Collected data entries
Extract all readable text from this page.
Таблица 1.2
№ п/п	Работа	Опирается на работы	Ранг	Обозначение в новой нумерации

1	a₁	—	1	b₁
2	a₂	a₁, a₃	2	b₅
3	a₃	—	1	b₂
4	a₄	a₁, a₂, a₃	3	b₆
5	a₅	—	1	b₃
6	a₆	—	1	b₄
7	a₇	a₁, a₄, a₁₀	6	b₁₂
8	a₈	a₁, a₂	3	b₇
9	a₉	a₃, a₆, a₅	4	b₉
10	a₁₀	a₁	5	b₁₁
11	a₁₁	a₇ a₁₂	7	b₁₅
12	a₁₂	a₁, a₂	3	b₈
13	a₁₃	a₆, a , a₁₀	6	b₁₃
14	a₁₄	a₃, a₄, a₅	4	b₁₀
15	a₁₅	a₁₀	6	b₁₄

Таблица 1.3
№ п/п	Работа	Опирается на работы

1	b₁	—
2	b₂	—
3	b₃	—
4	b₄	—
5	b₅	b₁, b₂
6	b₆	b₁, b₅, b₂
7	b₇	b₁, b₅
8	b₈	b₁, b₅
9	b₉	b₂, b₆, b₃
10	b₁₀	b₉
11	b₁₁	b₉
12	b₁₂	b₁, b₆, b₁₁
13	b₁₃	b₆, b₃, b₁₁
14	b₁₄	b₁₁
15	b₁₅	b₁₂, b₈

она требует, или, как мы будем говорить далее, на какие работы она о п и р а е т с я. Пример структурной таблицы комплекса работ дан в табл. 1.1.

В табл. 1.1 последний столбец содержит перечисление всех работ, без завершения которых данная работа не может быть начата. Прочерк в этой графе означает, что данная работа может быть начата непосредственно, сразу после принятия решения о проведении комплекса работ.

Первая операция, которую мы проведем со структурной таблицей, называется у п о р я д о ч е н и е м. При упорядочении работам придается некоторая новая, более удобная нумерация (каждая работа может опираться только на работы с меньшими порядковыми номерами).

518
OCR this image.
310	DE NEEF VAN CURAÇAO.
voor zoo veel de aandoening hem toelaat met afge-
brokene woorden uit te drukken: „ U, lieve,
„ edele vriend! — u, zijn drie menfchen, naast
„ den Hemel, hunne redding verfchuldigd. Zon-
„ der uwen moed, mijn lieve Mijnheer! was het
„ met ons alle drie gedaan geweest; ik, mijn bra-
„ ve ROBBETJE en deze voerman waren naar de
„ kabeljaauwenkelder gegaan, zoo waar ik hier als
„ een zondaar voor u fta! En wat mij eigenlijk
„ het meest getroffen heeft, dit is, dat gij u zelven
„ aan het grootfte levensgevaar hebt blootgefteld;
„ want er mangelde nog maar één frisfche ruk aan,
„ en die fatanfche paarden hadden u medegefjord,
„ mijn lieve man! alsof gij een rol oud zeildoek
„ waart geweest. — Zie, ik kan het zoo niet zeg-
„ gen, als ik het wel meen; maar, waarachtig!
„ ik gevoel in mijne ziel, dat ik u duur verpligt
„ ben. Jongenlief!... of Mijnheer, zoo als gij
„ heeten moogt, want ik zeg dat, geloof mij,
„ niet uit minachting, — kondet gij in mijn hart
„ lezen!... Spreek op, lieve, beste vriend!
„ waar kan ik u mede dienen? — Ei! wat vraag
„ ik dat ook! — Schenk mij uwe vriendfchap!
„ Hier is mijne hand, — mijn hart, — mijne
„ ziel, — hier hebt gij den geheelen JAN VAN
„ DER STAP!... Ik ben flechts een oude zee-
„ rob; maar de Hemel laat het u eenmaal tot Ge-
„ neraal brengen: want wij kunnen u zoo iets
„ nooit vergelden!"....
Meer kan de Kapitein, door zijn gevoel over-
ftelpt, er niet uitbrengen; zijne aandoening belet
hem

## TASK DESCRIPTION
Exactly reproduce every line of the data above.

## SOLVED EXERCISE
Extract all readable text from this page.
Таблица 1.2
№ п/п	Работа	Опирается на работы	Ранг	Обозначение в новой нумерации

1	a₁	—	1	b₁
2	a₂	a₁, a₃	2	b₅
3	a₃	—	1	b₂
4	a₄	a₁, a₂, a₃	3	b₆
5	a₅	—	1	b₃
6	a₆	—	1	b₄
7	a₇	a₁, a₄, a₁₀	6	b₁₂
8	a₈	a₁, a₂	3	b₇
9	a₉	a₃, a₆, a₅	4	b₉
10	a₁₀	a₁	5	b₁₁
11	a₁₁	a₇ a₁₂	7	b₁₅
12	a₁₂	a₁, a₂	3	b₈
13	a₁₃	a₆, a , a₁₀	6	b₁₃
14	a₁₄	a₃, a₄, a₅	4	b₁₀
15	a₁₅	a₁₀	6	b₁₄

Таблица 1.3
№ п/п	Работа	Опирается на работы

1	b₁	—
2	b₂	—
3	b₃	—
4	b₄	—
5	b₅	b₁, b₂
6	b₆	b₁, b₅, b₂
7	b₇	b₁, b₅
8	b₈	b₁, b₅
9	b₉	b₂, b₆, b₃
10	b₁₀	b₉
11	b₁₁	b₉
12	b₁₂	b₁, b₆, b₁₁
13	b₁₃	b₆, b₃, b₁₁
14	b₁₄	b₁₁
15	b₁₅	b₁₂, b₈

она требует, или, как мы будем говорить далее, на какие работы она о п и р а е т с я. Пример структурной таблицы комплекса работ дан в табл. 1.1.

В табл. 1.1 последний столбец содержит перечисление всех работ, без завершения которых данная работа не может быть начата. Прочерк в этой графе означает, что данная работа может быть начата непосредственно, сразу после принятия решения о проведении комплекса работ.

Первая операция, которую мы проведем со структурной таблицей, называется у п о р я д о ч е н и е м. При упорядочении работам придается некоторая новая, более удобная нумерация (каждая работа может опираться только на работы с меньшими порядковыми номерами).

518
OCR this image.
310	DE NEEF VAN CURAÇAO.
voor zoo veel de aandoening hem toelaat met afge-
brokene woorden uit te drukken: „ U, lieve,
„ edele vriend! — u, zijn drie menfchen, naast
„ den Hemel, hunne redding verfchuldigd. Zon-
„ der uwen moed, mijn lieve Mijnheer! was het
„ met ons alle drie gedaan geweest; ik, mijn bra-
„ ve ROBBETJE en deze voerman waren naar de
„ kabeljaauwenkelder gegaan, zoo waar ik hier als
„ een zondaar voor u fta! En wat mij eigenlijk
„ het meest getroffen heeft, dit is, dat gij u zelven
„ aan het grootfte levensgevaar hebt blootgefteld;
„ want er mangelde nog maar één frisfche ruk aan,
„ en die fatanfche paarden hadden u medegefjord,
„ mijn lieve man! alsof gij een rol oud zeildoek
„ waart geweest. — Zie, ik kan het zoo niet zeg-
„ gen, als ik het wel meen; maar, waarachtig!
„ ik gevoel in mijne ziel, dat ik u duur verpligt
„ ben. Jongenlief!... of Mijnheer, zoo als gij
„ heeten moogt, want ik zeg dat, geloof mij,
„ niet uit minachting, — kondet gij in mijn hart
„ lezen!... Spreek op, lieve, beste vriend!
„ waar kan ik u mede dienen? — Ei! wat vraag
„ ik dat ook! — Schenk mij uwe vriendfchap!
„ Hier is mijne hand, — mijn hart, — mijne
„ ziel, — hier hebt gij den geheelen JAN VAN
„ DER STAP!... Ik ben flechts een oude zee-
„ rob; maar de Hemel laat het u eenmaal tot Ge-
„ neraal brengen: want wij kunnen u zoo iets
„ nooit vergelden!"....
Meer kan de Kapitein, door zijn gevoel over-
ftelpt, er niet uitbrengen; zijne aandoening belet
hem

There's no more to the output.